GIVEN EXERCISE:
For every line in the records that has the word "разделе", make a copy.

RECORDS SHOWN:

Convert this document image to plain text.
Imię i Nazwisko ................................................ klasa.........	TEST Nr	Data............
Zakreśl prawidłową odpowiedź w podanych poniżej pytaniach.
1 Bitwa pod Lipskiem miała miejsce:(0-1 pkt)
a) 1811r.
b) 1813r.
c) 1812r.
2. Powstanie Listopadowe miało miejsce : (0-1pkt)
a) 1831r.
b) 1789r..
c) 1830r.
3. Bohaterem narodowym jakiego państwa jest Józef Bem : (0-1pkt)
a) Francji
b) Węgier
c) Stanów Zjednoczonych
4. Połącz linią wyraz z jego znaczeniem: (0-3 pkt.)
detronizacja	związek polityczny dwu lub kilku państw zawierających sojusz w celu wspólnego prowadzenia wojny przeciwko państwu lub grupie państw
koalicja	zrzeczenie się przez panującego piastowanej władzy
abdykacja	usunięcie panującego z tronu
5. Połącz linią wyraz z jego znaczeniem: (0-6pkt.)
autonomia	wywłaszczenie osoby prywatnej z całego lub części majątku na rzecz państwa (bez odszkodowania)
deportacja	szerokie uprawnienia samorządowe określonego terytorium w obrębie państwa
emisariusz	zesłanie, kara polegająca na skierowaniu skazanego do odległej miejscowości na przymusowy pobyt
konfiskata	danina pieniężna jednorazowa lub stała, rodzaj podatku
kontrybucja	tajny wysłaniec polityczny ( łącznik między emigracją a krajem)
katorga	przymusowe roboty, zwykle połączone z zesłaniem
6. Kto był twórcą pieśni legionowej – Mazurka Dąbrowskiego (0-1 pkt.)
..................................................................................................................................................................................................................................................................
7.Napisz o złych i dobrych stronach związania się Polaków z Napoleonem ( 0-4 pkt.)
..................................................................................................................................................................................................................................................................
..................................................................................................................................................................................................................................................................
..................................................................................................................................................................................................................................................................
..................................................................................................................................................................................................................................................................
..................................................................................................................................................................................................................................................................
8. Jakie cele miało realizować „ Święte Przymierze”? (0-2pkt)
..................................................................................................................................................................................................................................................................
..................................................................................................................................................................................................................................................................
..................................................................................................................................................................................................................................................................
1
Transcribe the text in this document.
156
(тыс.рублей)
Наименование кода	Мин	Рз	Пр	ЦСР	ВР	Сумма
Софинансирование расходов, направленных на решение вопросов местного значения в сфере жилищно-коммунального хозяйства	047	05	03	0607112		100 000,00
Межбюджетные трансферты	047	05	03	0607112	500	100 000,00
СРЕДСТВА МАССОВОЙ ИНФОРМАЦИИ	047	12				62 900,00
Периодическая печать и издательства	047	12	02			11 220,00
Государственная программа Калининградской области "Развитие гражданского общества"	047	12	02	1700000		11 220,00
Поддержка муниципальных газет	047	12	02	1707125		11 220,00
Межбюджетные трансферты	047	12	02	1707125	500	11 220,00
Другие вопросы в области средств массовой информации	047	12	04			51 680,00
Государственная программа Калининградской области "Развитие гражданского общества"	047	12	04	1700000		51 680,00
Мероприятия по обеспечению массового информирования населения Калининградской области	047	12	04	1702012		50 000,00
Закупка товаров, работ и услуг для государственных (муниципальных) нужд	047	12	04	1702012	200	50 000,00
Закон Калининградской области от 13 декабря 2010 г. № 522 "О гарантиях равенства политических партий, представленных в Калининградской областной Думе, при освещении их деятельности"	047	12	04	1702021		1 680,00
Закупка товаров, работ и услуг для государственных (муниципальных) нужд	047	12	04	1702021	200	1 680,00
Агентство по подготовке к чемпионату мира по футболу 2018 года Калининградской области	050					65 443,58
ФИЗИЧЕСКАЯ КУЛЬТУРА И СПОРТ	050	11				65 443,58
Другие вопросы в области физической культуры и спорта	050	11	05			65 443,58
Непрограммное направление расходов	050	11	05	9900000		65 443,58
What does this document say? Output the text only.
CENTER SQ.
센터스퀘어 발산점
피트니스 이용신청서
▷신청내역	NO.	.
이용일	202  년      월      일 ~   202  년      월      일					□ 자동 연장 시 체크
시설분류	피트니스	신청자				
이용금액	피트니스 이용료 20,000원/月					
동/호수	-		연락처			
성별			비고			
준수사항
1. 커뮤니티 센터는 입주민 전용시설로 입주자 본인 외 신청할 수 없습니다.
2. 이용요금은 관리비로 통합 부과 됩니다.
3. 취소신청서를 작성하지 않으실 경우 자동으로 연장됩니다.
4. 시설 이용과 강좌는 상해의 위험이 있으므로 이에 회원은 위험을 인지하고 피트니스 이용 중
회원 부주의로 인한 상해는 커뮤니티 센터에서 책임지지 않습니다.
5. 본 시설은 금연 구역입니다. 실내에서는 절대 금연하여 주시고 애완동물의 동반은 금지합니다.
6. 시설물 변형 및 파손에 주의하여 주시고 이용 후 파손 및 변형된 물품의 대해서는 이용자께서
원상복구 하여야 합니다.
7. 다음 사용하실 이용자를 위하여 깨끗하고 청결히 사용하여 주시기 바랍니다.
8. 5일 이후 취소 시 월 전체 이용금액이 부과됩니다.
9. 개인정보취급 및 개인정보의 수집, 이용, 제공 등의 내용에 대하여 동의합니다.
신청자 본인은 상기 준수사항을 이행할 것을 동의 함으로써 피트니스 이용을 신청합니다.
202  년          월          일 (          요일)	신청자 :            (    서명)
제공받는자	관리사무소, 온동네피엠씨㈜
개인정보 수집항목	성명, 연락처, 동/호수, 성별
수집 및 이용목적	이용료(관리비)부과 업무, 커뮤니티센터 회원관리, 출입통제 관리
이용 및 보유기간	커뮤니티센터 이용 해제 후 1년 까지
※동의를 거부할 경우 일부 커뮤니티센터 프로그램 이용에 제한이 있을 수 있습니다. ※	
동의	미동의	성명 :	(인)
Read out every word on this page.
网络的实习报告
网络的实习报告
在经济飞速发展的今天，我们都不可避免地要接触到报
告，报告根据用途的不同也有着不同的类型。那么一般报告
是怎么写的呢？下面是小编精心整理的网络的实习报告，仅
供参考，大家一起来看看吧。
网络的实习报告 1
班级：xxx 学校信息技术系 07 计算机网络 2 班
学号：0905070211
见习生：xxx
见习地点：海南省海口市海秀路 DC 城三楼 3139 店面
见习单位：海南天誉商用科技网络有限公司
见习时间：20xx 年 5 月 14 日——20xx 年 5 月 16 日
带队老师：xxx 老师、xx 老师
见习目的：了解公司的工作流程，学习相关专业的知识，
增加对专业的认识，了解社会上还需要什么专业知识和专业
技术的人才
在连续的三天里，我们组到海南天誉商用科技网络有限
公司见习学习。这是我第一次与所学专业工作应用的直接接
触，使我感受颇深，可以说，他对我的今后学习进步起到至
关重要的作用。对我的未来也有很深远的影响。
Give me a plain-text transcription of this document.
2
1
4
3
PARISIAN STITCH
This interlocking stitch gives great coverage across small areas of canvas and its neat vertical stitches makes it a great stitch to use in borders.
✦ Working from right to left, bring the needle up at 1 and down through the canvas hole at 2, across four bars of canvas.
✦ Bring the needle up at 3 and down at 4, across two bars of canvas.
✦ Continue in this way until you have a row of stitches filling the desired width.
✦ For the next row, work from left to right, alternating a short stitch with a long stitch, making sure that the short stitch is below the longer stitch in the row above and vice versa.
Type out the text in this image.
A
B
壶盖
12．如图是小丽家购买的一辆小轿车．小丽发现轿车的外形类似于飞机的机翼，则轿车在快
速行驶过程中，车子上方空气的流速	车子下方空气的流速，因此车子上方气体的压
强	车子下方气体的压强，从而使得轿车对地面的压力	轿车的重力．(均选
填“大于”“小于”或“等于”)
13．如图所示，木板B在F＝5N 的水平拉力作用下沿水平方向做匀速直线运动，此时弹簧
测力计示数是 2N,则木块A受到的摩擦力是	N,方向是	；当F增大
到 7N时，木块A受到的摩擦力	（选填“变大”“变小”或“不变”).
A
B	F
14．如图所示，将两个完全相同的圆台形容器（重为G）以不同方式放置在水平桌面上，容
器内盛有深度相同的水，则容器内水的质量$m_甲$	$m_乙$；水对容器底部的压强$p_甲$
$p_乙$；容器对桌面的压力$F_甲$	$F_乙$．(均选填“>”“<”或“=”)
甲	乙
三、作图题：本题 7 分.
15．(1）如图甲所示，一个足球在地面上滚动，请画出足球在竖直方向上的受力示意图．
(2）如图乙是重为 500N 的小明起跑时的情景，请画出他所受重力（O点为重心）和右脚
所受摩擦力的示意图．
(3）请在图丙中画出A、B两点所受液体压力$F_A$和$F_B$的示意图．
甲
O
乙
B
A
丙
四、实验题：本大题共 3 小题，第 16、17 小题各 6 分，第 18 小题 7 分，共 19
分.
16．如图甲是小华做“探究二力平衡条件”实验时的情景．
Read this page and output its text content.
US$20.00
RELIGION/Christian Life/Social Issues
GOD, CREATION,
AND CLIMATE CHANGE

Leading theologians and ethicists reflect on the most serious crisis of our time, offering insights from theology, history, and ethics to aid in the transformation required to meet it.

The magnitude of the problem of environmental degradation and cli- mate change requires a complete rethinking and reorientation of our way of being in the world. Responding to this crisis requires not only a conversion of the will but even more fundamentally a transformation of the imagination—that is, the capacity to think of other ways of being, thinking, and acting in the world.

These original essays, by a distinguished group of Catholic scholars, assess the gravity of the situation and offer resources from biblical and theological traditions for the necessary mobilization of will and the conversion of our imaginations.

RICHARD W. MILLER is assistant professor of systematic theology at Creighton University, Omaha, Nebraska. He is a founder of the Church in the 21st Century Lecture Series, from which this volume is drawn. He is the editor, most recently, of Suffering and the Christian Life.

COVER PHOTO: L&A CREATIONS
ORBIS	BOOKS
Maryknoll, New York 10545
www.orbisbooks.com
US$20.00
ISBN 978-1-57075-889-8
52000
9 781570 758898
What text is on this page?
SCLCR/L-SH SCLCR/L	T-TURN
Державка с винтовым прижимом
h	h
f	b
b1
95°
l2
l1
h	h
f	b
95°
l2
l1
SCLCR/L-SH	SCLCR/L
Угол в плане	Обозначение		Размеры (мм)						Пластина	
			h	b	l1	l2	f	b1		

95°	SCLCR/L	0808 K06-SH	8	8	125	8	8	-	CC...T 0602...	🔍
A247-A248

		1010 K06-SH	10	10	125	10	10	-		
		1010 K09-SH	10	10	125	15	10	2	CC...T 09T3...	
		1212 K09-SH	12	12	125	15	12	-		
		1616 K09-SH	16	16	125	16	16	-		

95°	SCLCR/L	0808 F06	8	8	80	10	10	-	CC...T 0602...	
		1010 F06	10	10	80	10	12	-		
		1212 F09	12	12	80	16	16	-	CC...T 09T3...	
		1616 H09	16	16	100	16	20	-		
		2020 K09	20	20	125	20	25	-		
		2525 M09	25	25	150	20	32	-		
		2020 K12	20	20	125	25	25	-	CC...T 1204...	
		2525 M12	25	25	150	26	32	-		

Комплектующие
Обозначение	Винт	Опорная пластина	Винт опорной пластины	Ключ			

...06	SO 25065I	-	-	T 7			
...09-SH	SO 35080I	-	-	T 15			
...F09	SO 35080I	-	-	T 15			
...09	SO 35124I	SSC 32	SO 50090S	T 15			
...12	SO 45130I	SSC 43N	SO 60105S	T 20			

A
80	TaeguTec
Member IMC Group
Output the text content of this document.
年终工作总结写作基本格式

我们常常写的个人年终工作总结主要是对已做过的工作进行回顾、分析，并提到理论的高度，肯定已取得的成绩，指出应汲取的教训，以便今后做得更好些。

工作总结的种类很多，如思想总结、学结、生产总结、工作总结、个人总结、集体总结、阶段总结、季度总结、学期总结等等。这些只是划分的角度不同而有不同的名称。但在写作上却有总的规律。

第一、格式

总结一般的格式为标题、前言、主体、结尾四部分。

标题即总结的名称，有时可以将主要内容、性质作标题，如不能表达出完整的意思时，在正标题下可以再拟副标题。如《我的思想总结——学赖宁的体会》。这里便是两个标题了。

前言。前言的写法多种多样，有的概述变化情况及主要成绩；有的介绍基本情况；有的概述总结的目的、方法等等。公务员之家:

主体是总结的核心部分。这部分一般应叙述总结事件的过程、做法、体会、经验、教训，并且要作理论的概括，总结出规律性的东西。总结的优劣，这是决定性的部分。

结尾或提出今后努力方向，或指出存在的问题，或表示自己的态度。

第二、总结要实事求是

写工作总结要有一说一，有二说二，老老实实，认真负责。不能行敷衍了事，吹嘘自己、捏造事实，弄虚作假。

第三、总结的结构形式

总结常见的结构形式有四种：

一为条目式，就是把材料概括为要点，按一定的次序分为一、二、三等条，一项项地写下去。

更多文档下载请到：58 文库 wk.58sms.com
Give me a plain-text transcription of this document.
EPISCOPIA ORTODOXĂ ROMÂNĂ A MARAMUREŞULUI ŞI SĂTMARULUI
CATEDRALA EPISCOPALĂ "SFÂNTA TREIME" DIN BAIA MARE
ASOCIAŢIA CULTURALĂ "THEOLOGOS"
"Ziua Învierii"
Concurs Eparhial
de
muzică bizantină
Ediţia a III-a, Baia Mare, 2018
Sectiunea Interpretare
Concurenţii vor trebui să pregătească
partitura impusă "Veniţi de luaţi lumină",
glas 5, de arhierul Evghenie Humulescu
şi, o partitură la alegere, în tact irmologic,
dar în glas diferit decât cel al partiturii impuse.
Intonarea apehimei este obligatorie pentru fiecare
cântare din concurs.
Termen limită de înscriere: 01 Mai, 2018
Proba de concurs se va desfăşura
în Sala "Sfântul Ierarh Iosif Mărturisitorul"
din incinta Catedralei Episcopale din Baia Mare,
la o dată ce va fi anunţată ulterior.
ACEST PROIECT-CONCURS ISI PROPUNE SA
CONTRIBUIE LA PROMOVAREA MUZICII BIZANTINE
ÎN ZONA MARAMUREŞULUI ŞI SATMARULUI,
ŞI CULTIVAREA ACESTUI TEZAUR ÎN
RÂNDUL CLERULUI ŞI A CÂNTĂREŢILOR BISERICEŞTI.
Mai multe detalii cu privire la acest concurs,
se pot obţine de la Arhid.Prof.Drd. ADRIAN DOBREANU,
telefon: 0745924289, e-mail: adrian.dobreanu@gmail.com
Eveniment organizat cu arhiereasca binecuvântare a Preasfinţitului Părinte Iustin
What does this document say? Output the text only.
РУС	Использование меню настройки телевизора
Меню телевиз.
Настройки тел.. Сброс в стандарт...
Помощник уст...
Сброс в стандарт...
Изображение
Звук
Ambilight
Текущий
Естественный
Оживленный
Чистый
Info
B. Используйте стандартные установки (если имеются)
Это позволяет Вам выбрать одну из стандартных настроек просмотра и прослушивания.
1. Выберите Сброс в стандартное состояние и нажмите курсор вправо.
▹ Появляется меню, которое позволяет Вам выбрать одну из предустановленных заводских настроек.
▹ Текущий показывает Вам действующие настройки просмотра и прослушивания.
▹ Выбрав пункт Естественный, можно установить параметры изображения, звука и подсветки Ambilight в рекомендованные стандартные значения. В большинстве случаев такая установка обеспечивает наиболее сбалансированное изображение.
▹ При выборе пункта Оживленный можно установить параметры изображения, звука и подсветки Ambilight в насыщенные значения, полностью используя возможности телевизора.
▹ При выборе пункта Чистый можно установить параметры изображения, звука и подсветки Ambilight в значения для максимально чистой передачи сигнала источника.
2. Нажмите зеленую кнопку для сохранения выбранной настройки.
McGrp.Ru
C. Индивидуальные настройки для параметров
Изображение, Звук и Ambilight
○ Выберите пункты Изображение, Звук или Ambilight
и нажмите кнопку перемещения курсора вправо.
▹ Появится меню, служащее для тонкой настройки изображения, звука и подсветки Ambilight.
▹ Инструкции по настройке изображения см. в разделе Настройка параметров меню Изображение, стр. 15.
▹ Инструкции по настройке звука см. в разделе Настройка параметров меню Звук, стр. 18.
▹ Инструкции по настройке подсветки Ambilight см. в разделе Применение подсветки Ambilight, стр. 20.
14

TASK SOLUTION:
▹ Инструкции по настройке изображения см. в разделе Настройка параметров меню Изображение, стр. 15.
▹ Инструкции по настройке звука см. в разделе Настройка параметров меню Звук, стр. 18.
▹ Инструкции по настройке подсветки Ambilight см. в разделе Применение подсветки Ambilight, стр. 20.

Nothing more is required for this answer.